Data for processing:
--- --- ---
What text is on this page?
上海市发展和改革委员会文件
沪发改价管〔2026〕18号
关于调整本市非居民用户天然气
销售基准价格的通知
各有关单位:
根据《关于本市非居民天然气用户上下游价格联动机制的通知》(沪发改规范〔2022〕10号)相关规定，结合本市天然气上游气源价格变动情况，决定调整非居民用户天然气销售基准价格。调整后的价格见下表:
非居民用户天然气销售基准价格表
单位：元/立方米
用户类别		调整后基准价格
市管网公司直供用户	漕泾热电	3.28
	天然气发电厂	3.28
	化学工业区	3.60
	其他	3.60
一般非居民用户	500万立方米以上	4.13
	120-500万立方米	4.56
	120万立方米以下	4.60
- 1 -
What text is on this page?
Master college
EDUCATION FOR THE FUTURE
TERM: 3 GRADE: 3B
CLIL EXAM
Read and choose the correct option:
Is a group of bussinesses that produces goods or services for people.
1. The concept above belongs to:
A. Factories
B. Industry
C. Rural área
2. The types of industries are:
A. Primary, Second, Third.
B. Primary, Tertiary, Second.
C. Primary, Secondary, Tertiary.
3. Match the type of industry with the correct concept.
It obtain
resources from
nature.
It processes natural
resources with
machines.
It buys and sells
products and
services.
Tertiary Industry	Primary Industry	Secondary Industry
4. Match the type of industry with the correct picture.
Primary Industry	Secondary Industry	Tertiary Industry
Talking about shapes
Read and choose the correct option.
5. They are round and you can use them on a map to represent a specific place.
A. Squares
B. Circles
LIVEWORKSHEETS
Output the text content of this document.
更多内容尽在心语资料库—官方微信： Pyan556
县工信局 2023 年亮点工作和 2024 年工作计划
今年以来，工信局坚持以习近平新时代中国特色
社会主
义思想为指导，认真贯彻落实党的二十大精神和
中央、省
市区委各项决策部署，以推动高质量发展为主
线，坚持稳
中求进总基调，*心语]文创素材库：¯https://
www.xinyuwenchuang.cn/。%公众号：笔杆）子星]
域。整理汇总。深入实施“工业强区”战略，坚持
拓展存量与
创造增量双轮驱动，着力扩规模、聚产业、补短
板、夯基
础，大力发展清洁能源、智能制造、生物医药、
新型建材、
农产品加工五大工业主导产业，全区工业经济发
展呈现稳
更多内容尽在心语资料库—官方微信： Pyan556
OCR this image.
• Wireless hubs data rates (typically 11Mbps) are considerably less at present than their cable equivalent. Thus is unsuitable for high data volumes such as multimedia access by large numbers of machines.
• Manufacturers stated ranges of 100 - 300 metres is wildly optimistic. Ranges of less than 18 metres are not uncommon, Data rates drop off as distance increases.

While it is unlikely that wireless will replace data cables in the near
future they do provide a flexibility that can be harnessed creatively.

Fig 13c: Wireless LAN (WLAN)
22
--- --- ---
Go through the records and show every line with the string "choose" in it.

Solution to the exercise:
Read and choose the correct option:
Read and choose the correct option.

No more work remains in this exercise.